**Required task:** Repeat the material in full. Keep every line exactly as it is.

**Exercise input:**
•••••

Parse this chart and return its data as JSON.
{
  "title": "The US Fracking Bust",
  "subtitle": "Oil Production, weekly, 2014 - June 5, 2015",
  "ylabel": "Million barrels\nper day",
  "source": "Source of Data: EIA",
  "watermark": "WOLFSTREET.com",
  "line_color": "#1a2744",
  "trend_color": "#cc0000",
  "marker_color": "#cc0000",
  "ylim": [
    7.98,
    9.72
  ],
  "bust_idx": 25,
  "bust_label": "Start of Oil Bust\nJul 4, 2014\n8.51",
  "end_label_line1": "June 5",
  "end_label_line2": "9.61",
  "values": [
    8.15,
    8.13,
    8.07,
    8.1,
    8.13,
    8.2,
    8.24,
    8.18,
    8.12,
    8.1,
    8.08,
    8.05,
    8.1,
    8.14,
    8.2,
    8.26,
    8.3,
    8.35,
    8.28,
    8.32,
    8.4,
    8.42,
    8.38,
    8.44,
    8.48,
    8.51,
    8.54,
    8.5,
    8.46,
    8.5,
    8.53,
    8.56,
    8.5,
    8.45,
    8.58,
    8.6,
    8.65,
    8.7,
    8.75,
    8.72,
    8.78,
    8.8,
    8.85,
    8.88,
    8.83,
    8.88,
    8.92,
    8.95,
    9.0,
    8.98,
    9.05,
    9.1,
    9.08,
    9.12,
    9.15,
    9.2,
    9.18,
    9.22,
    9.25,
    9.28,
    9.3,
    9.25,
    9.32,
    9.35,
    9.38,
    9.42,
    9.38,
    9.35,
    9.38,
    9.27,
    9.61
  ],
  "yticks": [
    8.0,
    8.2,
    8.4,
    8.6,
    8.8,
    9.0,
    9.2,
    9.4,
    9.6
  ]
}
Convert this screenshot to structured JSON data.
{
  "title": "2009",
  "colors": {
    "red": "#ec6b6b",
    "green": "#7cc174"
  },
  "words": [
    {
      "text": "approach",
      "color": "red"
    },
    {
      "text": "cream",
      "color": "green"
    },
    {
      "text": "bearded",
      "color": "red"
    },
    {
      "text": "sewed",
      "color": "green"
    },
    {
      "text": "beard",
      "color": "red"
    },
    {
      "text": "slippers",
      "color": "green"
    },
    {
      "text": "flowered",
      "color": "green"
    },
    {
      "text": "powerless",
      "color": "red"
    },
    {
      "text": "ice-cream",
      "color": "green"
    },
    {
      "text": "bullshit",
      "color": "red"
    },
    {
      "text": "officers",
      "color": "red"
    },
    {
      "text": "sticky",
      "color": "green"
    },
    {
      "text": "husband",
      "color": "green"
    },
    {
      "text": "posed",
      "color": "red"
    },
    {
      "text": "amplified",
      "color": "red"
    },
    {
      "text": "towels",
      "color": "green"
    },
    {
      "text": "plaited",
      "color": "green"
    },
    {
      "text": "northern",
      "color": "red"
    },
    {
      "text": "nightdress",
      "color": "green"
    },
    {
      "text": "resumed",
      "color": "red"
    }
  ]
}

•••••

**Result of the task:**
Parse this chart and return its data as JSON.
{
  "title": "The US Fracking Bust",
  "subtitle": "Oil Production, weekly, 2014 - June 5, 2015",
  "ylabel": "Million barrels\nper day",
  "source": "Source of Data: EIA",
  "watermark": "WOLFSTREET.com",
  "line_color": "#1a2744",
  "trend_color": "#cc0000",
  "marker_color": "#cc0000",
  "ylim": [
    7.98,
    9.72
  ],
  "bust_idx": 25,
  "bust_label": "Start of Oil Bust\nJul 4, 2014\n8.51",
  "end_label_line1": "June 5",
  "end_label_line2": "9.61",
  "values": [
    8.15,
    8.13,
    8.07,
    8.1,
    8.13,
    8.2,
    8.24,
    8.18,
    8.12,
    8.1,
    8.08,
    8.05,
    8.1,
    8.14,
    8.2,
    8.26,
    8.3,
    8.35,
    8.28,
    8.32,
    8.4,
    8.42,
    8.38,
    8.44,
    8.48,
    8.51,
    8.54,
    8.5,
    8.46,
    8.5,
    8.53,
    8.56,
    8.5,
    8.45,
    8.58,
    8.6,
    8.65,
    8.7,
    8.75,
    8.72,
    8.78,
    8.8,
    8.85,
    8.88,
    8.83,
    8.88,
    8.92,
    8.95,
    9.0,
    8.98,
    9.05,
    9.1,
    9.08,
    9.12,
    9.15,
    9.2,
    9.18,
    9.22,
    9.25,
    9.28,
    9.3,
    9.25,
    9.32,
    9.35,
    9.38,
    9.42,
    9.38,
    9.35,
    9.38,
    9.27,
    9.61
  ],
  "yticks": [
    8.0,
    8.2,
    8.4,
    8.6,
    8.8,
    9.0,
    9.2,
    9.4,
    9.6
  ]
}
Convert this screenshot to structured JSON data.
{
  "title": "2009",
  "colors": {
    "red": "#ec6b6b",
    "green": "#7cc174"
  },
  "words": [
    {
      "text": "approach",
      "color": "red"
    },
    {
      "text": "cream",
      "color": "green"
    },
    {
      "text": "bearded",
      "color": "red"
    },
    {
      "text": "sewed",
      "color": "green"
    },
    {
      "text": "beard",
      "color": "red"
    },
    {
      "text": "slippers",
      "color": "green"
    },
    {
      "text": "flowered",
      "color": "green"
    },
    {
      "text": "powerless",
      "color": "red"
    },
    {
      "text": "ice-cream",
      "color": "green"
    },
    {
      "text": "bullshit",
      "color": "red"
    },
    {
      "text": "officers",
      "color": "red"
    },
    {
      "text": "sticky",
      "color": "green"
    },
    {
      "text": "husband",
      "color": "green"
    },
    {
      "text": "posed",
      "color": "red"
    },
    {
      "text": "amplified",
      "color": "red"
    },
    {
      "text": "towels",
      "color": "green"
    },
    {
      "text": "plaited",
      "color": "green"
    },
    {
      "text": "northern",
      "color": "red"
    },
    {
      "text": "nightdress",
      "color": "green"
    },
    {
      "text": "resumed",
      "color": "red"
    }
  ]
}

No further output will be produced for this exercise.